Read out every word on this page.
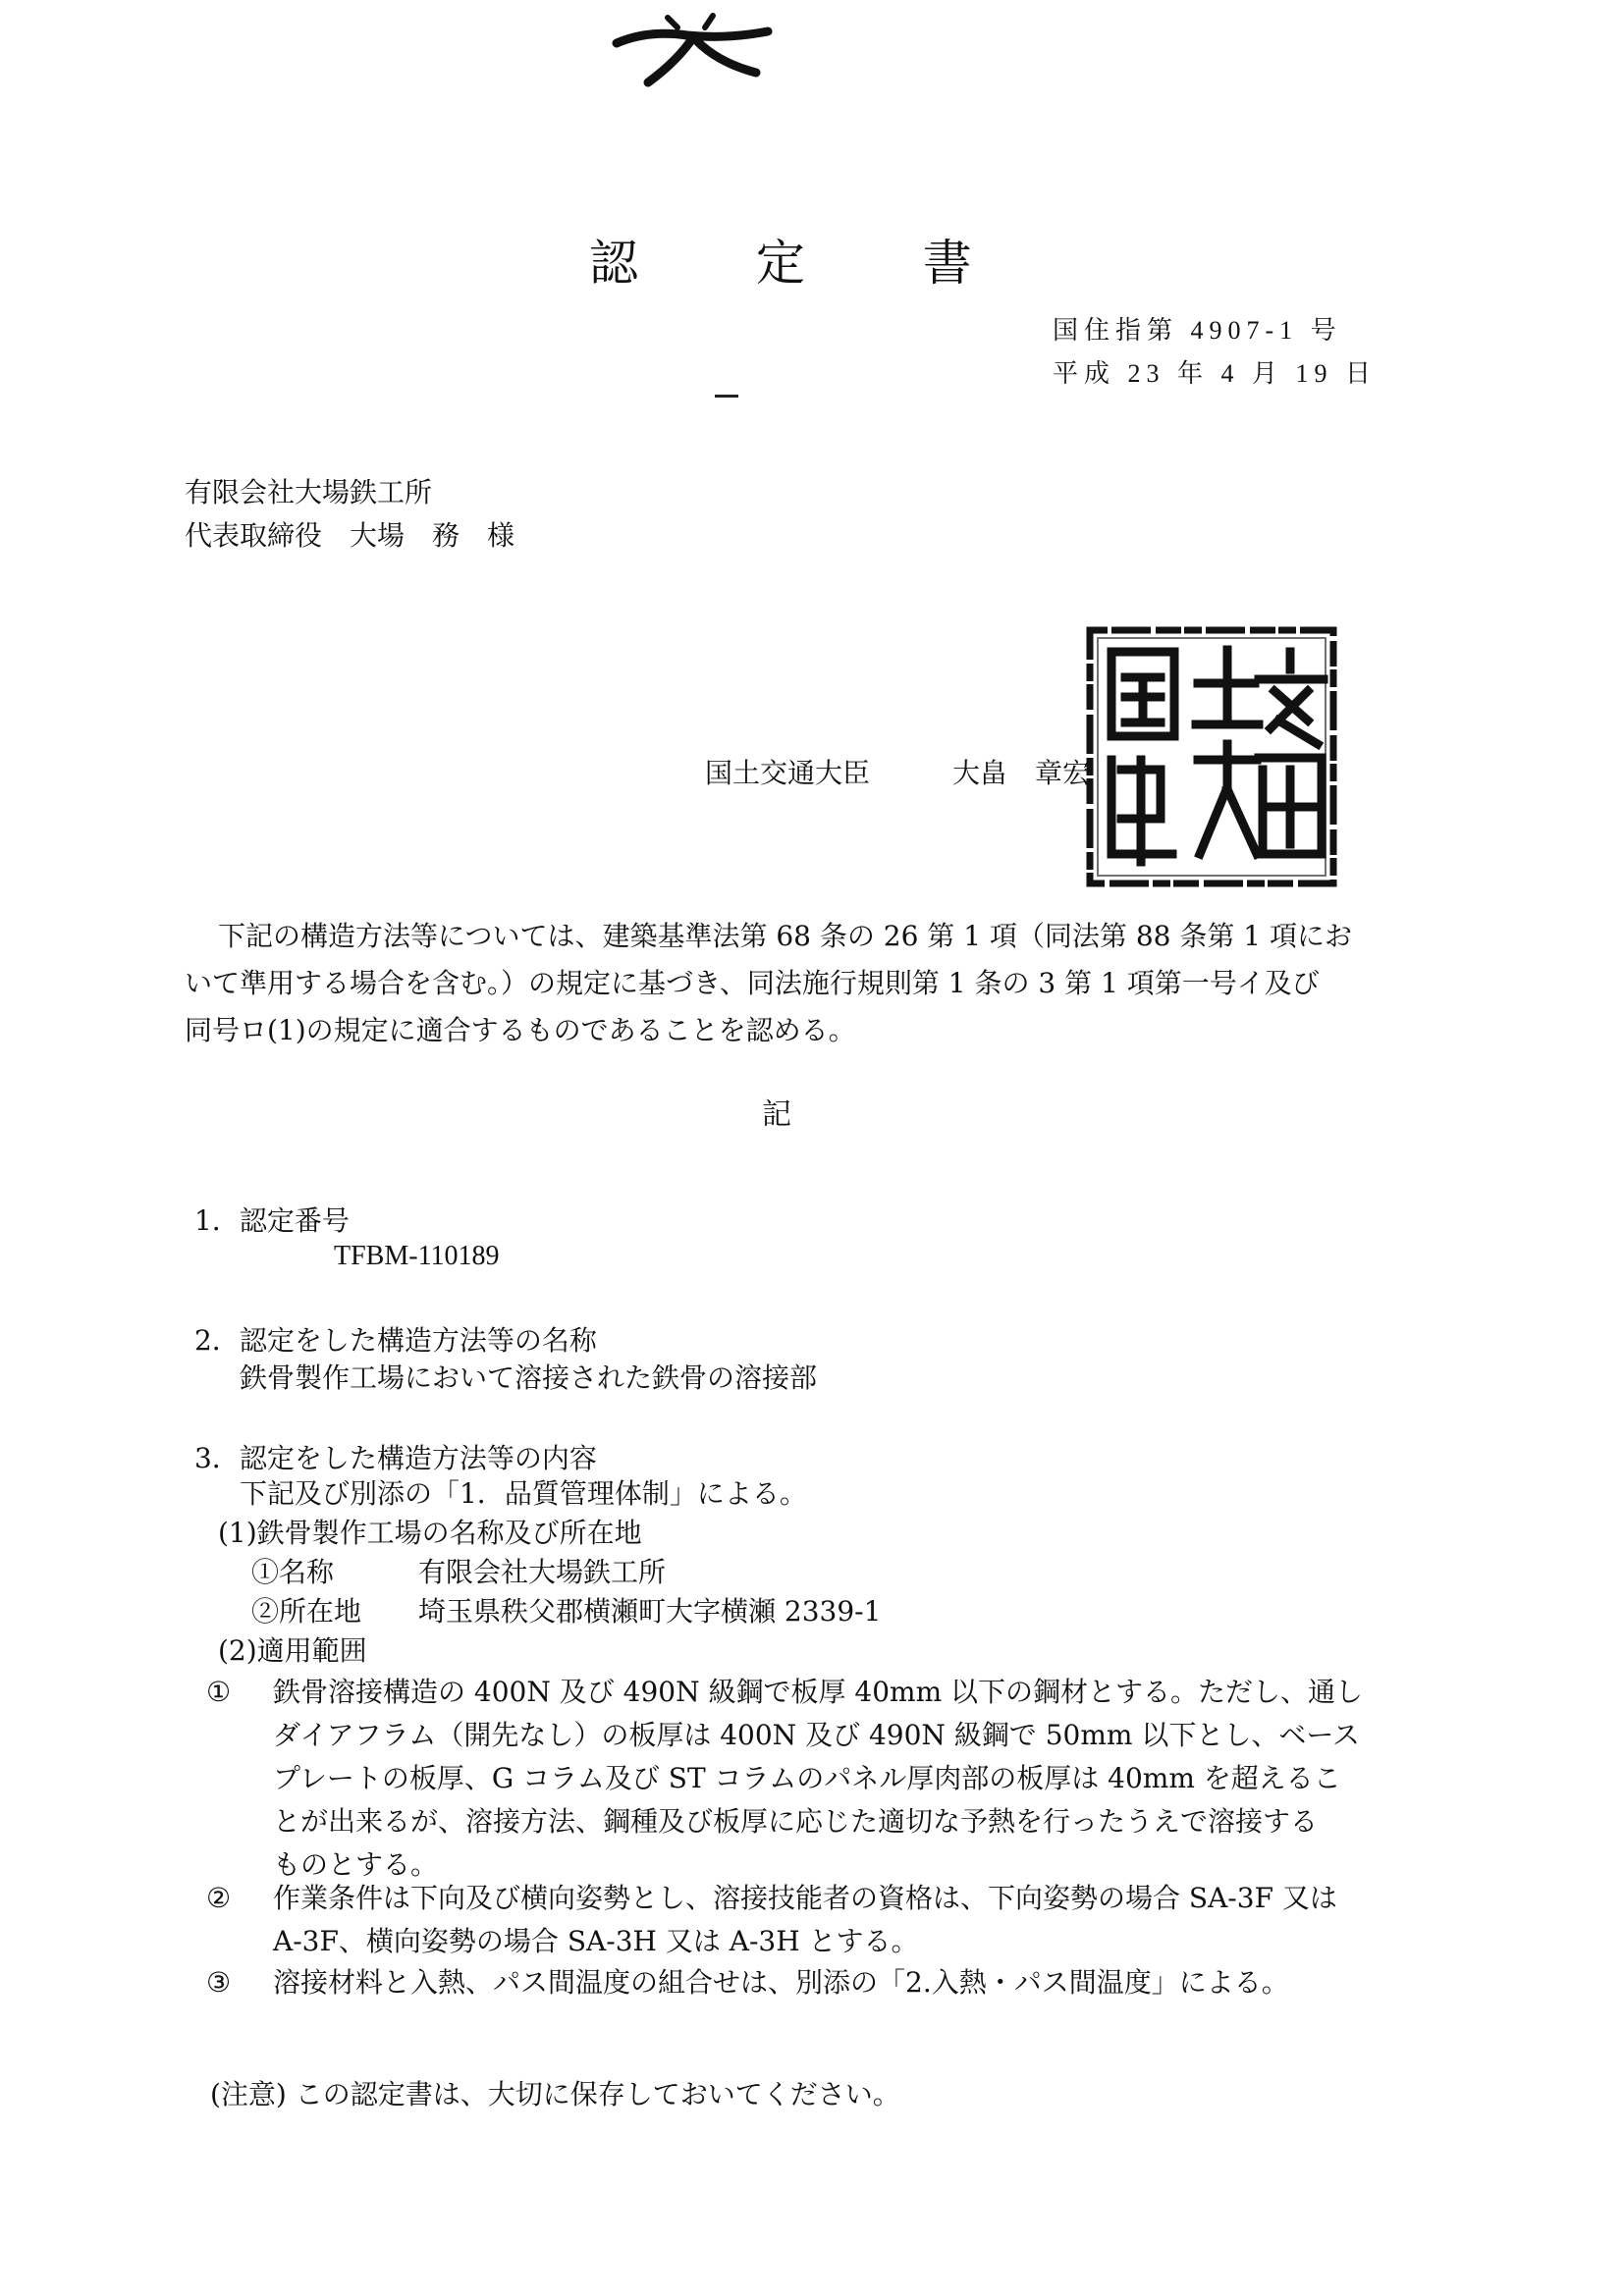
認 定 書
国住指第 4907-1 号
平成 23 年 4 月 19 日
有限会社大場鉄工所
代表取締役　大場　務　様
国土交通大臣	大畠　章宏

下記の構造方法等については、建築基準法第 68 条の 26 第 1 項（同法第 88 条第 1 項にお

いて準用する場合を含む。）の規定に基づき、同法施行規則第 1 条の 3 第 1 項第一号イ及び

同号ロ(1)の規定に適合するものであることを認める。

記
1．認定番号
TFBM-110189
2．認定をした構造方法等の名称
鉄骨製作工場において溶接された鉄骨の溶接部
3．認定をした構造方法等の内容
下記及び別添の「1．品質管理体制」による。
(1)鉄骨製作工場の名称及び所在地
①名称	有限会社大場鉄工所
②所在地 埼玉県秩父郡横瀬町大字横瀬 2339-1
(2)適用範囲
① 鉄骨溶接構造の 400N 及び 490N 級鋼で板厚 40mm 以下の鋼材とする。ただし、通し
ダイアフラム（開先なし）の板厚は 400N 及び 490N 級鋼で 50mm 以下とし、ベース
プレートの板厚、G コラム及び ST コラムのパネル厚肉部の板厚は 40mm を超えるこ
とが出来るが、溶接方法、鋼種及び板厚に応じた適切な予熱を行ったうえで溶接する
ものとする。
② 作業条件は下向及び横向姿勢とし、溶接技能者の資格は、下向姿勢の場合 SA-3F 又は
A-3F、横向姿勢の場合 SA-3H 又は A-3H とする。
③ 溶接材料と入熱、パス間温度の組合せは、別添の「2.入熱・パス間温度」による。
(注意) この認定書は、大切に保存しておいてください。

- Problem to work on -
Except for the pictures, reproduce every line exactly.

- Task solution -
Read out every word on this page.
認 定 書
国住指第 4907-1 号
平成 23 年 4 月 19 日
有限会社大場鉄工所
代表取締役　大場　務　様
国土交通大臣	大畠　章宏

下記の構造方法等については、建築基準法第 68 条の 26 第 1 項（同法第 88 条第 1 項にお

いて準用する場合を含む。）の規定に基づき、同法施行規則第 1 条の 3 第 1 項第一号イ及び

同号ロ(1)の規定に適合するものであることを認める。

記
1．認定番号
TFBM-110189
2．認定をした構造方法等の名称
鉄骨製作工場において溶接された鉄骨の溶接部
3．認定をした構造方法等の内容
下記及び別添の「1．品質管理体制」による。
(1)鉄骨製作工場の名称及び所在地
①名称	有限会社大場鉄工所
②所在地 埼玉県秩父郡横瀬町大字横瀬 2339-1
(2)適用範囲
① 鉄骨溶接構造の 400N 及び 490N 級鋼で板厚 40mm 以下の鋼材とする。ただし、通し
ダイアフラム（開先なし）の板厚は 400N 及び 490N 級鋼で 50mm 以下とし、ベース
プレートの板厚、G コラム及び ST コラムのパネル厚肉部の板厚は 40mm を超えるこ
とが出来るが、溶接方法、鋼種及び板厚に応じた適切な予熱を行ったうえで溶接する
ものとする。
② 作業条件は下向及び横向姿勢とし、溶接技能者の資格は、下向姿勢の場合 SA-3F 又は
A-3F、横向姿勢の場合 SA-3H 又は A-3H とする。
③ 溶接材料と入熱、パス間温度の組合せは、別添の「2.入熱・パス間温度」による。
(注意) この認定書は、大切に保存しておいてください。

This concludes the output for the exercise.